Task prompt: Tally every line of the listing where the string "would" is found, and state the total alone.

Rows from a dataset
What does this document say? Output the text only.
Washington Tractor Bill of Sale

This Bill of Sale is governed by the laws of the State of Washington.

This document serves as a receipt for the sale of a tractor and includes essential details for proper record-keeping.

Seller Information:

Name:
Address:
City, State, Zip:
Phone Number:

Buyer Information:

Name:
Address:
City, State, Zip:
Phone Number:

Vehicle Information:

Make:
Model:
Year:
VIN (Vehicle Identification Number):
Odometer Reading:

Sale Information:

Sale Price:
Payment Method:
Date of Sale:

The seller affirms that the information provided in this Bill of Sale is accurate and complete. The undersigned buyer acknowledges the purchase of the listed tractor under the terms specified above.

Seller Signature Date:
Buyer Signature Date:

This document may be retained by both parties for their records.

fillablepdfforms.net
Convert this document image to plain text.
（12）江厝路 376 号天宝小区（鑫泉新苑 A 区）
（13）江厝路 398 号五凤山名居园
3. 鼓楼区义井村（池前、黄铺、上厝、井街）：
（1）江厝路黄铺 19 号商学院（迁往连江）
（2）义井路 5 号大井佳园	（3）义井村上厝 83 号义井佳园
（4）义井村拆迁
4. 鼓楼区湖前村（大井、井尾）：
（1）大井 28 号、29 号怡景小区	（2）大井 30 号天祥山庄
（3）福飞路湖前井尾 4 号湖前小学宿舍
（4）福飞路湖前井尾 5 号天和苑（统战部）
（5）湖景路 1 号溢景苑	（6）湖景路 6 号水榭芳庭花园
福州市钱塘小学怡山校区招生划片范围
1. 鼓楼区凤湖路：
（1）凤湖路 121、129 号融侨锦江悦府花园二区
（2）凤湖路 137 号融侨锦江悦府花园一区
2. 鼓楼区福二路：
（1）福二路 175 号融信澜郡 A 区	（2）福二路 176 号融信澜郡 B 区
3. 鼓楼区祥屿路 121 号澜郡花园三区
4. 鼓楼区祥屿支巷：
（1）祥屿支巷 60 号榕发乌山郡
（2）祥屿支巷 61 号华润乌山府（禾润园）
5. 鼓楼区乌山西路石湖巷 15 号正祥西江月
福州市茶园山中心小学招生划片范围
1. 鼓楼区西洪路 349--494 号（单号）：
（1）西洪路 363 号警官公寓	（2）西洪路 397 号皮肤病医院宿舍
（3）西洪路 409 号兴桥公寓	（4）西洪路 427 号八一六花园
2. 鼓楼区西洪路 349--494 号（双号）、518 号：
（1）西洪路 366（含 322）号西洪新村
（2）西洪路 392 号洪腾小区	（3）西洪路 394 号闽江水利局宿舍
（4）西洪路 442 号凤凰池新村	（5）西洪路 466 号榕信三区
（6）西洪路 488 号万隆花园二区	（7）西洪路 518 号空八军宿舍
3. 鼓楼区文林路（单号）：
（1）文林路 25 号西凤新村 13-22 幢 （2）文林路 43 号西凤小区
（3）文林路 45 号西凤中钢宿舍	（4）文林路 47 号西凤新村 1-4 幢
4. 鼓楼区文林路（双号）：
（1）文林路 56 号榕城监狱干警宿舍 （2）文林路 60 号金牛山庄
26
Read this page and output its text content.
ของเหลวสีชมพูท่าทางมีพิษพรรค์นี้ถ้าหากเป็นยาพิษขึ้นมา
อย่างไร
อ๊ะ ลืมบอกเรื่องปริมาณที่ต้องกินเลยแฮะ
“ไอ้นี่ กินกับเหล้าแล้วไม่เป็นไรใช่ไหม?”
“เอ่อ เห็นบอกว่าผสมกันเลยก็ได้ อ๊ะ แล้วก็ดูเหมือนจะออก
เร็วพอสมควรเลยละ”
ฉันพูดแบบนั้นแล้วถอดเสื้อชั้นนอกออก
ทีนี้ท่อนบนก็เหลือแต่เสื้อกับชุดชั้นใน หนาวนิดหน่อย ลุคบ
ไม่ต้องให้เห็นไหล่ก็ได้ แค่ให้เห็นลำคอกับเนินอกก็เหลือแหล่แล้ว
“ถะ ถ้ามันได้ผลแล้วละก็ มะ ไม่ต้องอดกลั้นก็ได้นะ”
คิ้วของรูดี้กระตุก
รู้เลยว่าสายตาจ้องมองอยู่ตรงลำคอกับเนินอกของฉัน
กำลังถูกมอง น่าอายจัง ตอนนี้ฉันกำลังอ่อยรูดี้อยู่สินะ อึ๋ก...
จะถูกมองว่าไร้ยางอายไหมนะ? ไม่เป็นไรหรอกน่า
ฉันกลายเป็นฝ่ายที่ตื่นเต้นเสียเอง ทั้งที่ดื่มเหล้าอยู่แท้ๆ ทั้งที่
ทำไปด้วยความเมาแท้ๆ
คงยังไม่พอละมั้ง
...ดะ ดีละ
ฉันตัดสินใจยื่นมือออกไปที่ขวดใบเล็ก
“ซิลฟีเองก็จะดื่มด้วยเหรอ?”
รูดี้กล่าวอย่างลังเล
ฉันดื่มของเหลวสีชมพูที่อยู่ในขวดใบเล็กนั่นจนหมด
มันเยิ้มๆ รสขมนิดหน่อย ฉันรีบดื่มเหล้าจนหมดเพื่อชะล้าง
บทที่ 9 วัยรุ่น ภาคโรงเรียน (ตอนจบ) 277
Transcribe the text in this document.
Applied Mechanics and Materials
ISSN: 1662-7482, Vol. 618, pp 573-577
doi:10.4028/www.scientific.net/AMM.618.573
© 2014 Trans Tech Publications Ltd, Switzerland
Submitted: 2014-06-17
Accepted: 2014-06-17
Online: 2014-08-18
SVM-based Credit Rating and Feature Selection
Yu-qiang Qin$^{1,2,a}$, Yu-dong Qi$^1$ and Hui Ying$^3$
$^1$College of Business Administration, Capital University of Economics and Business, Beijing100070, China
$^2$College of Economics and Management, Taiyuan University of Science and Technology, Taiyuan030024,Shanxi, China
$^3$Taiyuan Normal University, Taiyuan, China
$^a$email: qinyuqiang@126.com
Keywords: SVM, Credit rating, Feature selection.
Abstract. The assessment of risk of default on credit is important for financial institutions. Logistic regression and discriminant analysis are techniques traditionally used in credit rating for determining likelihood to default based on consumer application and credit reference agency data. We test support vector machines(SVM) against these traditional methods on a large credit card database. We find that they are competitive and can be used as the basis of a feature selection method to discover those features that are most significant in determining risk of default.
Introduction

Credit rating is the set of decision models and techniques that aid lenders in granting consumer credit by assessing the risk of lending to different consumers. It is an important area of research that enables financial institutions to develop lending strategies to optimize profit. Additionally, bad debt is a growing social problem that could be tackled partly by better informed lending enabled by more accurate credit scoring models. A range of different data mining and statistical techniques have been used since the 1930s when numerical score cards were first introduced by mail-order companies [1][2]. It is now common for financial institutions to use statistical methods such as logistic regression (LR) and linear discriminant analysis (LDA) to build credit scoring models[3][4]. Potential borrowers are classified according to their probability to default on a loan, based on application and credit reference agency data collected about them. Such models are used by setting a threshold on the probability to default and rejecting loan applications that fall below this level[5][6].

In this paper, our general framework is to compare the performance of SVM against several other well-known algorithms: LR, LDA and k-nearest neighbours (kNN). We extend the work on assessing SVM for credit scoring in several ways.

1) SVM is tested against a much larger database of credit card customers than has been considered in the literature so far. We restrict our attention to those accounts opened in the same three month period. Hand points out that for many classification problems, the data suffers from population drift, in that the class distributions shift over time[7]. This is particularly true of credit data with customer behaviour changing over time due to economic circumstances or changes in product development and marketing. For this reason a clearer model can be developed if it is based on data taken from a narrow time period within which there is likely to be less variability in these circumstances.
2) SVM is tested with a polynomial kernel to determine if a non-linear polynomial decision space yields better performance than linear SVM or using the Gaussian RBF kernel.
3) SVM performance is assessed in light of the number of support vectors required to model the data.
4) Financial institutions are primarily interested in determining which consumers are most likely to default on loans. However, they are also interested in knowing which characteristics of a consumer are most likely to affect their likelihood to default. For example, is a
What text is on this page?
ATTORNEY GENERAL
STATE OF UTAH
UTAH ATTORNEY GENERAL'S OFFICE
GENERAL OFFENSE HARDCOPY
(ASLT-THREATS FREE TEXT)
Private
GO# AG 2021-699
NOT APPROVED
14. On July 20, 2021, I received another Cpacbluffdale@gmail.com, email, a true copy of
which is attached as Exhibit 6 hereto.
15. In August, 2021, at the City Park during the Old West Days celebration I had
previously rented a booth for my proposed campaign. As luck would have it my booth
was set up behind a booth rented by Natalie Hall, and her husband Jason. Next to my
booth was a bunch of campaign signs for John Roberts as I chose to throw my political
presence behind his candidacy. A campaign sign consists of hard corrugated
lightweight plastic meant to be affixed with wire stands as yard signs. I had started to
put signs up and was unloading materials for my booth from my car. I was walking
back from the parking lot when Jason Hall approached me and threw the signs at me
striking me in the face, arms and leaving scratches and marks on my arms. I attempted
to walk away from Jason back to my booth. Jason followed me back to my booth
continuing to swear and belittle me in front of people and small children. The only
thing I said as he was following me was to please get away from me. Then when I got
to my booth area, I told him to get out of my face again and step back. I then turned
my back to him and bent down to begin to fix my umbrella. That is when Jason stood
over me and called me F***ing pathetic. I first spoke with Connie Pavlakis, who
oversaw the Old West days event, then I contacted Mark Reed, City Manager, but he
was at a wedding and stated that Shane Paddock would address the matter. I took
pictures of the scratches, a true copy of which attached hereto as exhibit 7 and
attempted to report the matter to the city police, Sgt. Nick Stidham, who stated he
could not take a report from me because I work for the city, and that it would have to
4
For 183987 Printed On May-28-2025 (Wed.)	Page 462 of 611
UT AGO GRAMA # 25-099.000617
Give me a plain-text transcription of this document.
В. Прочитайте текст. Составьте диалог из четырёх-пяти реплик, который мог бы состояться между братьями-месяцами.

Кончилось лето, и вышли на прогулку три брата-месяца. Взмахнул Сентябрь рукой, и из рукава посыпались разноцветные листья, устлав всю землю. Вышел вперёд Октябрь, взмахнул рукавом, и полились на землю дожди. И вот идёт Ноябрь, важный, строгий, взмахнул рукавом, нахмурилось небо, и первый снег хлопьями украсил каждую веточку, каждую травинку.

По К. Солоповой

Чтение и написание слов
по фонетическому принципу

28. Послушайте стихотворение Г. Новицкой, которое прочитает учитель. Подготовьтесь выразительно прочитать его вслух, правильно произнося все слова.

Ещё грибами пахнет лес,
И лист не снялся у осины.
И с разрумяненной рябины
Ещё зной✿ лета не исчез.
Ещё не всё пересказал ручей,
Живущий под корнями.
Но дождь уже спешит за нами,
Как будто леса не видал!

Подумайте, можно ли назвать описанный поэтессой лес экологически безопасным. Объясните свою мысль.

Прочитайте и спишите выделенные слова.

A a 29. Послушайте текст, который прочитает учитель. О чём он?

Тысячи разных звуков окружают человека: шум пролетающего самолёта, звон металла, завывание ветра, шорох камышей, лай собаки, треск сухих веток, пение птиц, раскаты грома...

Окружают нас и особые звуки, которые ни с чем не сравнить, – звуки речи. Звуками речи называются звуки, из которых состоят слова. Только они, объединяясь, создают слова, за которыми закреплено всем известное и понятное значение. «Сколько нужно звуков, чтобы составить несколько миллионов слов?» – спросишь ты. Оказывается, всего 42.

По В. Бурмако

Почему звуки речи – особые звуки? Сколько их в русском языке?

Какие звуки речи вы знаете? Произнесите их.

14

Exercise solution: 3